Element and region listings:
+ + + + +

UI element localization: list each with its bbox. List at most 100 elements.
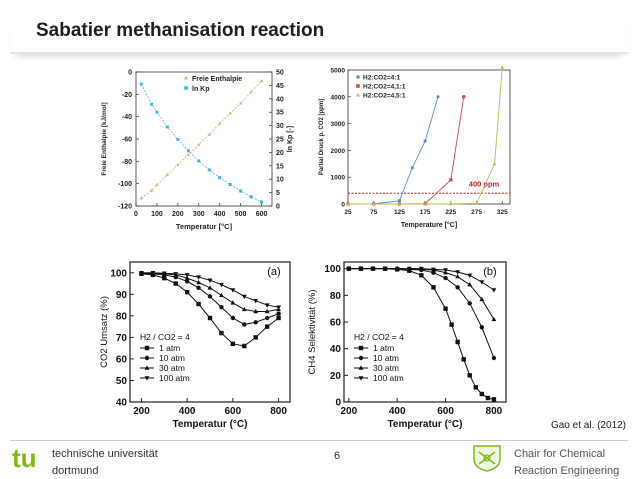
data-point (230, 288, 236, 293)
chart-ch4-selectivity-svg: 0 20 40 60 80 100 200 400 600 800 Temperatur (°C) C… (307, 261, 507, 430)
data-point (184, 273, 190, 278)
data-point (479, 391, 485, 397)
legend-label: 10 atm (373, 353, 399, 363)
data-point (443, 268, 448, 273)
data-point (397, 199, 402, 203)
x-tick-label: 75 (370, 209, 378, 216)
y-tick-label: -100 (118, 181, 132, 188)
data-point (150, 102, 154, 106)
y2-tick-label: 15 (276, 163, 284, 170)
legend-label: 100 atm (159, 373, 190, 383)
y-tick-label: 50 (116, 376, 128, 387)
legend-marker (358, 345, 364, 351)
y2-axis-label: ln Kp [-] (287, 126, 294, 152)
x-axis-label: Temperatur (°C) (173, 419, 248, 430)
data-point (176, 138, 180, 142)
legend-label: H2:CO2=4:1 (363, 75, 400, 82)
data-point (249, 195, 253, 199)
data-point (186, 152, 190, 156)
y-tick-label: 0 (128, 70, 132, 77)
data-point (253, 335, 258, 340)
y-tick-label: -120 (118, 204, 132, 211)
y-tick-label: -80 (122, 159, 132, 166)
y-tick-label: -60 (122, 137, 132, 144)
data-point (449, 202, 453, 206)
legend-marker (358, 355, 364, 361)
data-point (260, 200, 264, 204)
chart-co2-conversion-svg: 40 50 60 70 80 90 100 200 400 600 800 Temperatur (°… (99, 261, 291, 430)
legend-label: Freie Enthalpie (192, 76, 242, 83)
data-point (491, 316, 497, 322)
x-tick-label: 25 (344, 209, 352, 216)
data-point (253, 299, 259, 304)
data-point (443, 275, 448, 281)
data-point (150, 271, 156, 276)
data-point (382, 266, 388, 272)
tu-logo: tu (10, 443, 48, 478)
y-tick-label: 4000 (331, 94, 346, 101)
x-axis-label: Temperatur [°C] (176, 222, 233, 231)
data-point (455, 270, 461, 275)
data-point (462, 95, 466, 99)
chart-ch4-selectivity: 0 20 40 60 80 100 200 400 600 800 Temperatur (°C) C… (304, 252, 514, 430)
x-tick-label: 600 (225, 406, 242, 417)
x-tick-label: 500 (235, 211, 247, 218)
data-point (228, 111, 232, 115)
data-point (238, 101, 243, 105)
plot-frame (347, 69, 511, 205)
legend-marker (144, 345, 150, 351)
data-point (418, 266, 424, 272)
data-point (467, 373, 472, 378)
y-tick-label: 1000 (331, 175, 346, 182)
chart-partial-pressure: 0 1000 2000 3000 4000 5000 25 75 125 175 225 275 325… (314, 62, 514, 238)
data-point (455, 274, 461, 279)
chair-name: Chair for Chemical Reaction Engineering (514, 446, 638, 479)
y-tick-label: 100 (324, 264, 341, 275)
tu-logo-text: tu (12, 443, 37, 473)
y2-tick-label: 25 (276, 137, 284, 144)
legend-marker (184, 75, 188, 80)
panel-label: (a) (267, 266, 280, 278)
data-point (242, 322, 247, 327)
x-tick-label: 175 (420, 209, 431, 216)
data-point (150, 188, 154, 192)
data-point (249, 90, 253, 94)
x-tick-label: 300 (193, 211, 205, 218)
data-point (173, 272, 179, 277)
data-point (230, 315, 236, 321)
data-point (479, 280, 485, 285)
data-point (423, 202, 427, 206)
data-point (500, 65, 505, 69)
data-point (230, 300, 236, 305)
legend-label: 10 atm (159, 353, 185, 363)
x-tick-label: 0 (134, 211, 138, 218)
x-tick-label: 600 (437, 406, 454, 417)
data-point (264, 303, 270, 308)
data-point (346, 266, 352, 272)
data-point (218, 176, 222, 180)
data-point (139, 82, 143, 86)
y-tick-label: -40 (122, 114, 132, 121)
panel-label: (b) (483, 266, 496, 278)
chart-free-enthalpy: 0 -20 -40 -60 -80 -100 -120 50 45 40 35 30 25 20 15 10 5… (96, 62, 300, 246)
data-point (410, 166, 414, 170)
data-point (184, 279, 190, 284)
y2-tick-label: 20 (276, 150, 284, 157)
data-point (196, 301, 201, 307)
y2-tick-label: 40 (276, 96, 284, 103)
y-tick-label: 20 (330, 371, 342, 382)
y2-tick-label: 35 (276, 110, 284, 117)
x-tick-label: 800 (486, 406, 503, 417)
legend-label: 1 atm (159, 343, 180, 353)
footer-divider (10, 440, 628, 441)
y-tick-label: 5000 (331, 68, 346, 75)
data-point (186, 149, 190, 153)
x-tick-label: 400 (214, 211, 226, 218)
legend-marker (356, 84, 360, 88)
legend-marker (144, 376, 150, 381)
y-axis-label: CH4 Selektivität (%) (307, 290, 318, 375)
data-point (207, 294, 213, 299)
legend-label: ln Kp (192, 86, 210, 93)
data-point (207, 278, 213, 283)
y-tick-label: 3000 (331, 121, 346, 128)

+ + + + +

▸ **Exercise requirements**:
Reproduce as a numbered list the lines between the line containing "data-point (230, 288, 236, 293)" and the line containing "tu-logo: tu (10, 443, 48, 478)", inclusive, omitting any blank lines.

▸ **The answer**:
1. data-point (230, 288, 236, 293)
2. chart-ch4-selectivity-svg: 0 20 40 60 80 100 200 400 600 800 Temperatur (°C) C… (307, 261, 507, 430)
3. data-point (184, 273, 190, 278)
4. data-point (479, 391, 485, 397)
5. legend-label: 10 atm (373, 353, 399, 363)
6. data-point (443, 268, 448, 273)
7. data-point (397, 199, 402, 203)
8. x-tick-label: 75 (370, 209, 378, 216)
9. y-tick-label: -100 (118, 181, 132, 188)
10. data-point (150, 102, 154, 106)
11. y2-tick-label: 15 (276, 163, 284, 170)
12. legend-label: 100 atm (159, 373, 190, 383)
13. y-tick-label: 50 (116, 376, 128, 387)
14. legend-marker (358, 345, 364, 351)
15. y2-axis-label: ln Kp [-] (287, 126, 294, 152)
16. x-axis-label: Temperatur (°C) (173, 419, 248, 430)
17. data-point (176, 138, 180, 142)
18. legend-label: H2:CO2=4:1 (363, 75, 400, 82)
19. data-point (249, 195, 253, 199)
20. data-point (186, 152, 190, 156)
21. y-tick-label: 0 (128, 70, 132, 77)
22. data-point (253, 335, 258, 340)
23. y-tick-label: -120 (118, 204, 132, 211)
24. y-tick-label: -80 (122, 159, 132, 166)
25. y-tick-label: -60 (122, 137, 132, 144)
26. data-point (449, 202, 453, 206)
27. legend-marker (358, 355, 364, 361)
28. data-point (260, 200, 264, 204)
29. chart-co2-conversion-svg: 40 50 60 70 80 90 100 200 400 600 800 Temperatur (°… (99, 261, 291, 430)
30. legend-label: Freie Enthalpie (192, 76, 242, 83)
31. data-point (491, 316, 497, 322)
32. x-tick-label: 25 (344, 209, 352, 216)
33. data-point (253, 299, 259, 304)
34. data-point (443, 275, 448, 281)
35. data-point (150, 271, 156, 276)
36. data-point (382, 266, 388, 272)
37. tu-logo: tu (10, 443, 48, 478)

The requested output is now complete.